ENTRIES SHOWN ->
>> Begin

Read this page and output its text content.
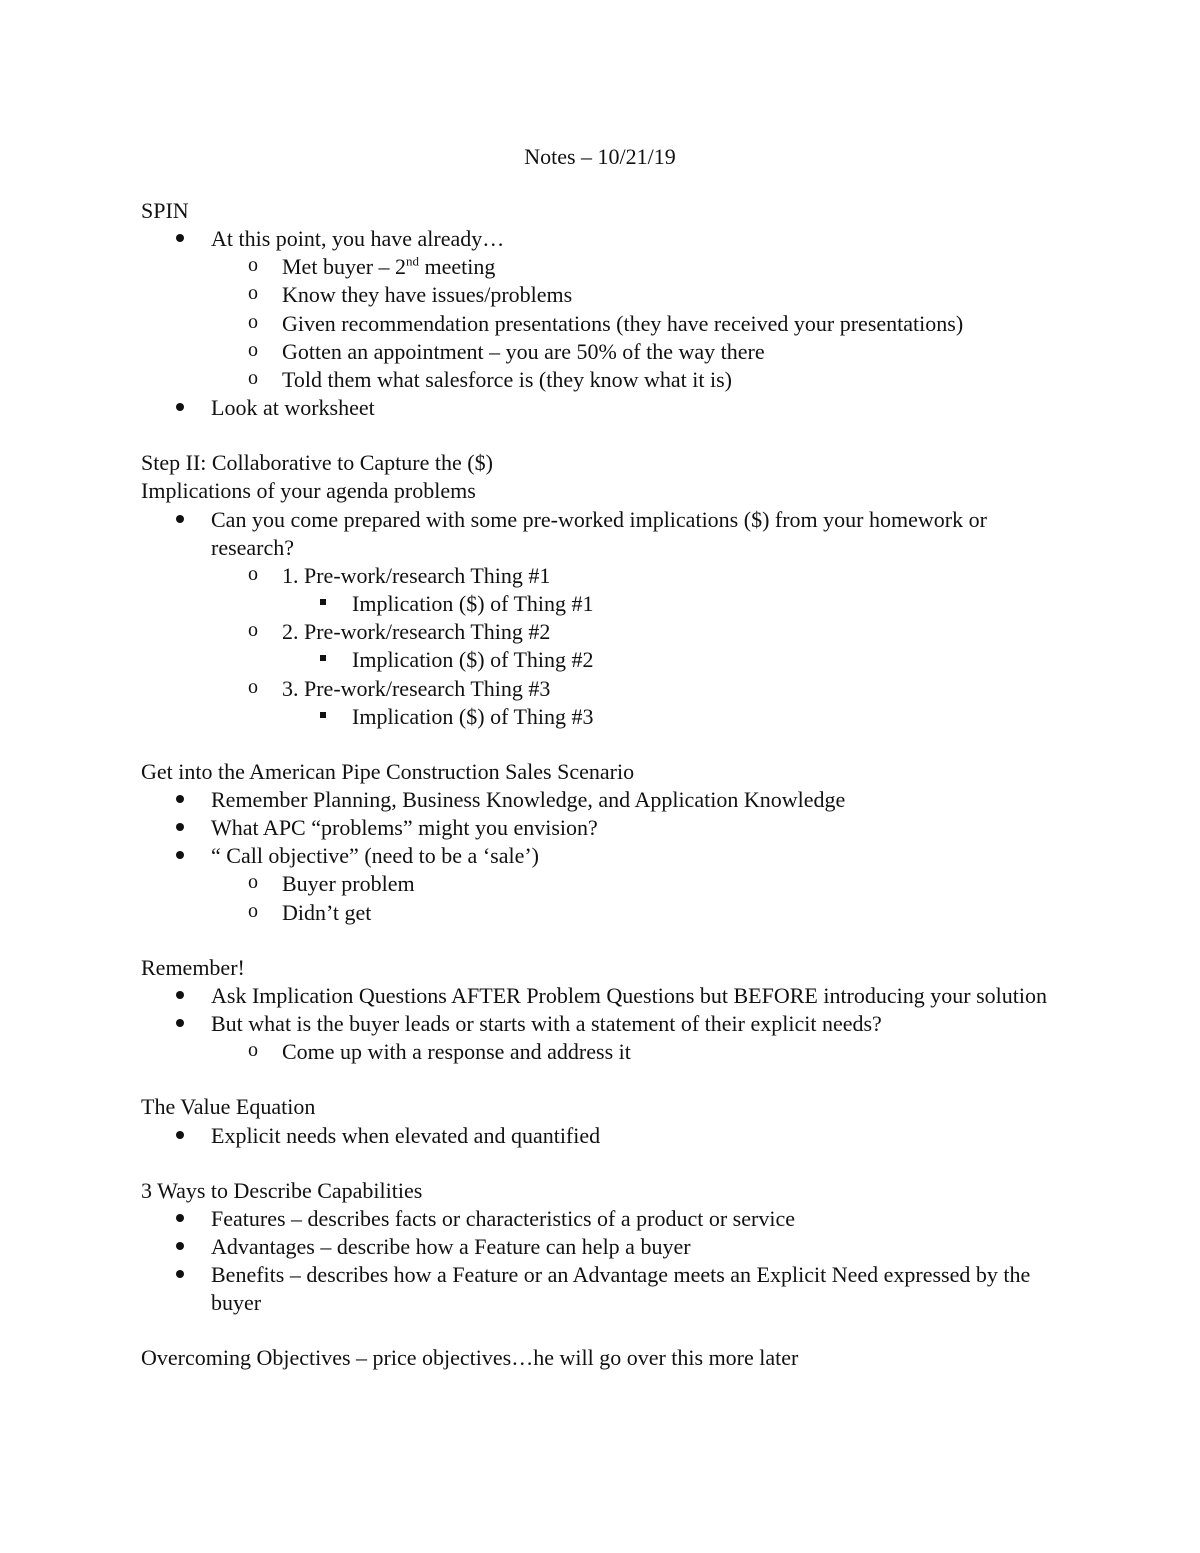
Notes – 10/21/19

SPIN

At this point, you have already…
o Met buyer – 2nd meeting
o Know they have issues/problems
o Given recommendation presentations (they have received your presentations)
o Gotten an appointment – you are 50% of the way there
o Told them what salesforce is (they know what it is)
Look at worksheet

Step II: Collaborative to Capture the ($)

Implications of your agenda problems

Can you come prepared with some pre-worked implications ($) from your homework or research?
o 1. Pre-work/research Thing #1
Implication ($) of Thing #1
o 2. Pre-work/research Thing #2
Implication ($) of Thing #2
o 3. Pre-work/research Thing #3
Implication ($) of Thing #3

Get into the American Pipe Construction Sales Scenario

Remember Planning, Business Knowledge, and Application Knowledge
What APC “problems” might you envision?
“ Call objective” (need to be a ‘sale’)
o Buyer problem
o Didn’t get

Remember!

Ask Implication Questions AFTER Problem Questions but BEFORE introducing your solution
But what is the buyer leads or starts with a statement of their explicit needs?
o Come up with a response and address it

The Value Equation

Explicit needs when elevated and quantified

3 Ways to Describe Capabilities

Features – describes facts or characteristics of a product or service
Advantages – describe how a Feature can help a buyer
Benefits – describes how a Feature or an Advantage meets an Explicit Need expressed by the buyer

Overcoming Objectives – price objectives…he will go over this more later
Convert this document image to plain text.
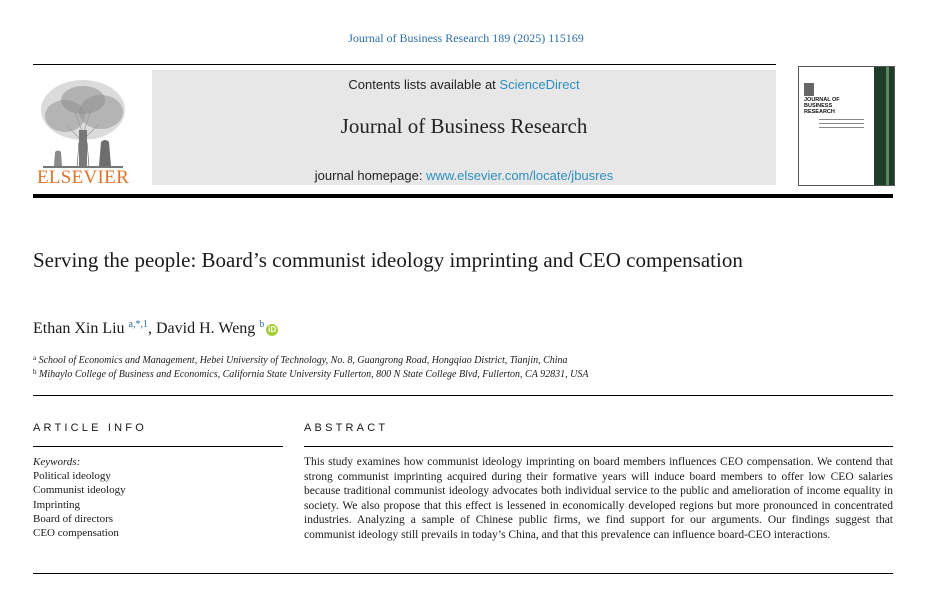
Journal of Business Research 189 (2025) 115169
ELSEVIER
Contents lists available at ScienceDirect
Journal of Business Research
journal homepage: www.elsevier.com/locate/jbusres
JOURNAL OF BUSINESS RESEARCH
Serving the people: Board’s communist ideology imprinting and CEO compensation
Ethan Xin Liu $^{a,*,1}$, David H. Weng $^b$ iD
$^a$ School of Economics and Management, Hebei University of Technology, No. 8, Guangrong Road, Hongqiao District, Tianjin, China
$^b$ Mihaylo College of Business and Economics, California State University Fullerton, 800 N State College Blvd, Fullerton, CA 92831, USA
ARTICLE INFO	ABSTRACT
Keywords:
Political ideology
Communist ideology
Imprinting
Board of directors
CEO compensation
This study examines how communist ideology imprinting on board members influences CEO compensation. We contend that strong communist imprinting acquired during their formative years will induce board members to offer low CEO salaries because traditional communist ideology advocates both individual service to the public and amelioration of income equality in society. We also propose that this effect is lessened in economically developed regions but more pronounced in concentrated industries. Analyzing a sample of Chinese public firms, we find support for our arguments. Our findings suggest that communist ideology still prevails in today’s China, and that this prevalence can influence board-CEO interactions.
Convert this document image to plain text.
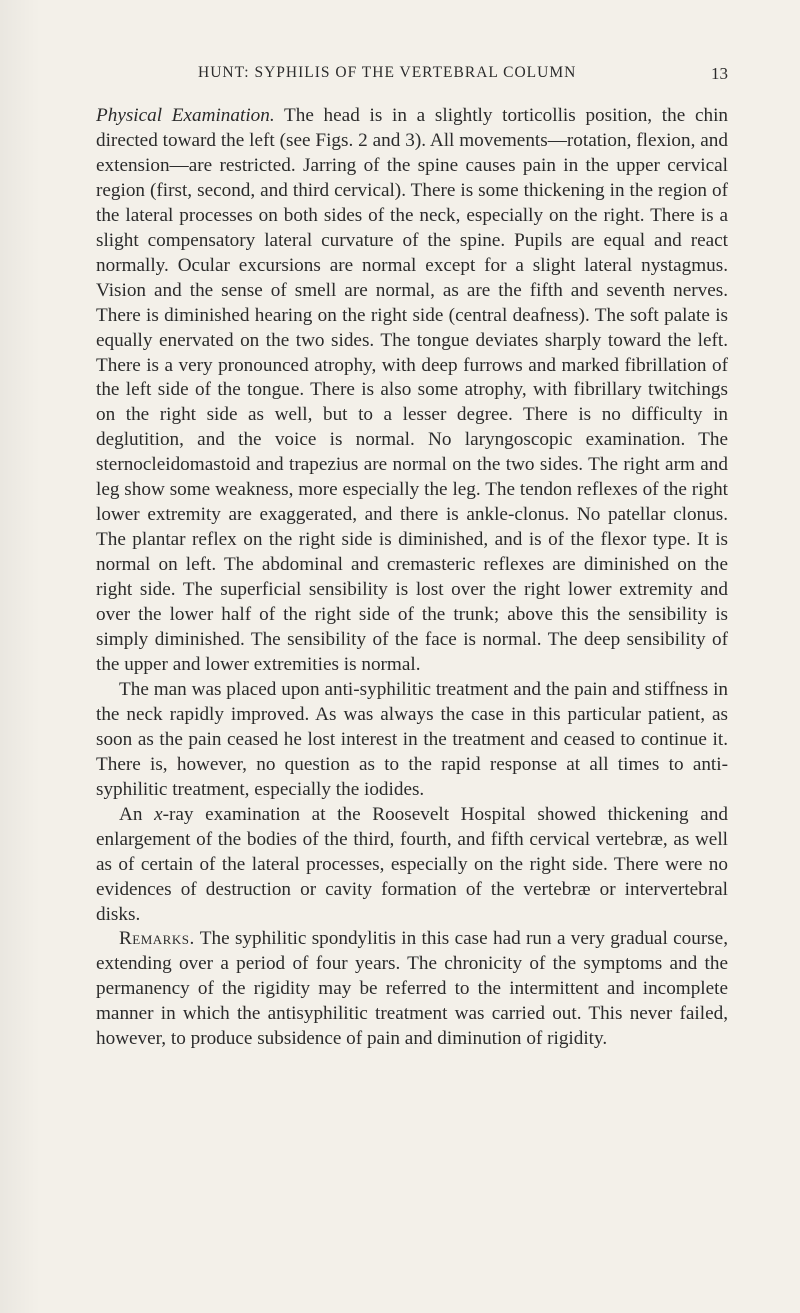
HUNT: SYPHILIS OF THE VERTEBRAL COLUMN	13

Physical Examination. The head is in a slightly torticollis position, the chin directed toward the left (see Figs. 2 and 3). All movements—rotation, flexion, and extension—are restricted. Jarring of the spine causes pain in the upper cervical region (first, second, and third cervical). There is some thickening in the region of the lateral processes on both sides of the neck, especially on the right. There is a slight compensatory lateral curvature of the spine. Pupils are equal and react normally. Ocular excursions are normal except for a slight lateral nystagmus. Vision and the sense of smell are normal, as are the fifth and seventh nerves. There is diminished hearing on the right side (central deafness). The soft palate is equally enervated on the two sides. The tongue deviates sharply toward the left. There is a very pronounced atrophy, with deep furrows and marked fibrillation of the left side of the tongue. There is also some atrophy, with fibrillary twitchings on the right side as well, but to a lesser degree. There is no difficulty in deglutition, and the voice is normal. No laryngoscopic examination. The sternocleidomastoid and trapezius are normal on the two sides. The right arm and leg show some weakness, more especially the leg. The tendon reflexes of the right lower extremity are exaggerated, and there is ankle-clonus. No patellar clonus. The plantar reflex on the right side is diminished, and is of the flexor type. It is normal on left. The abdominal and cremasteric reflexes are diminished on the right side. The superficial sensibility is lost over the right lower extremity and over the lower half of the right side of the trunk; above this the sensibility is simply diminished. The sensibility of the face is normal. The deep sensibility of the upper and lower extremities is normal.

The man was placed upon anti-syphilitic treatment and the pain and stiffness in the neck rapidly improved. As was always the case in this particular patient, as soon as the pain ceased he lost interest in the treatment and ceased to continue it. There is, however, no question as to the rapid response at all times to anti-syphilitic treatment, especially the iodides.

An x-ray examination at the Roosevelt Hospital showed thickening and enlargement of the bodies of the third, fourth, and fifth cervical vertebræ, as well as of certain of the lateral processes, especially on the right side. There were no evidences of destruction or cavity formation of the vertebræ or intervertebral disks.

Remarks. The syphilitic spondylitis in this case had run a very gradual course, extending over a period of four years. The chronicity of the symptoms and the permanency of the rigidity may be referred to the intermittent and incomplete manner in which the antisyphilitic treatment was carried out. This never failed, however, to produce subsidence of pain and diminution of rigidity.
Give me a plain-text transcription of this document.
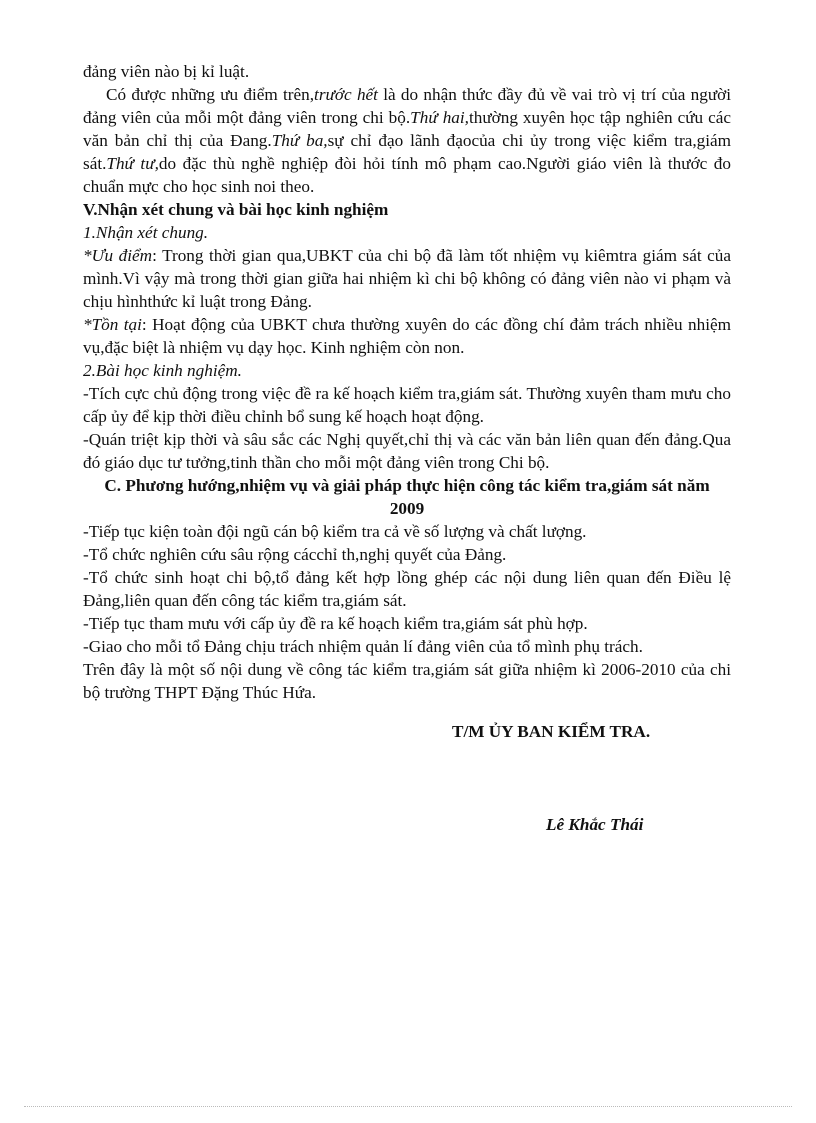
đảng viên nào bị kỉ luật.

Có được những ưu điểm trên,trước hết là do nhận thức đầy đủ về vai trò vị trí của người đảng viên của mỗi một đảng viên trong chi bộ.Thứ hai,thường xuyên học tập nghiên cứu các văn bản chỉ thị của Đang.Thứ ba,sự chỉ đạo lãnh đạocủa chi ủy trong việc kiểm tra,giám sát.Thứ tư,do đặc thù nghề nghiệp đòi hỏi tính mô phạm cao.Người giáo viên là thước đo chuẩn mực cho học sinh noi theo.

V.Nhận xét chung và bài học kinh nghiệm

1.Nhận xét chung.

*Ưu điểm: Trong thời gian qua,UBKT của chi bộ đã làm tốt nhiệm vụ kiêmtra giám sát của mình.Vì vậy mà trong thời gian giữa hai nhiệm kì chi bộ không có đảng viên nào vi phạm và chịu hìnhthức kỉ luật trong Đảng.

*Tồn tại: Hoạt động của UBKT chưa thường xuyên do các đồng chí đảm trách nhiều nhiệm vụ,đặc biệt là nhiệm vụ dạy học. Kinh nghiệm còn non.

2.Bài học kinh nghiệm.

-Tích cực chủ động trong việc đề ra kế hoạch kiểm tra,giám sát. Thường xuyên tham mưu cho cấp ủy để kịp thời điều chỉnh bổ sung kế hoạch hoạt động.

-Quán triệt kịp thời và sâu sắc các Nghị quyết,chỉ thị và các văn bản liên quan đến đảng.Qua đó giáo dục tư tưởng,tinh thần cho mỗi một đảng viên trong Chi bộ.

C. Phương hướng,nhiệm vụ và giải pháp thực hiện công tác kiểm tra,giám sát năm 2009

-Tiếp tục kiện toàn đội ngũ cán bộ kiểm tra cả về số lượng và chất lượng.

-Tổ chức nghiên cứu sâu rộng cácchỉ th,nghị quyết của Đảng.

-Tổ chức sinh hoạt chi bộ,tổ đảng kết hợp lồng ghép các nội dung liên quan đến Điều lệ Đảng,liên quan đến công tác kiểm tra,giám sát.

-Tiếp tục tham mưu với cấp ủy đề ra kế hoạch kiểm tra,giám sát phù hợp.

-Giao cho mỗi tổ Đảng chịu trách nhiệm quản lí đảng viên của tổ mình phụ trách.

Trên đây là một số nội dung về công tác kiểm tra,giám sát giữa nhiệm kì 2006-2010 của chi bộ trường THPT Đặng Thúc Hứa.

T/M ỦY BAN KIỂM TRA.
Lê Khắc Thái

>> End

STATED PROBLEM -> Tally how many lines in the material above hold the word "luật". Write only that number.

RESPONSE TO THIS TASK -> 2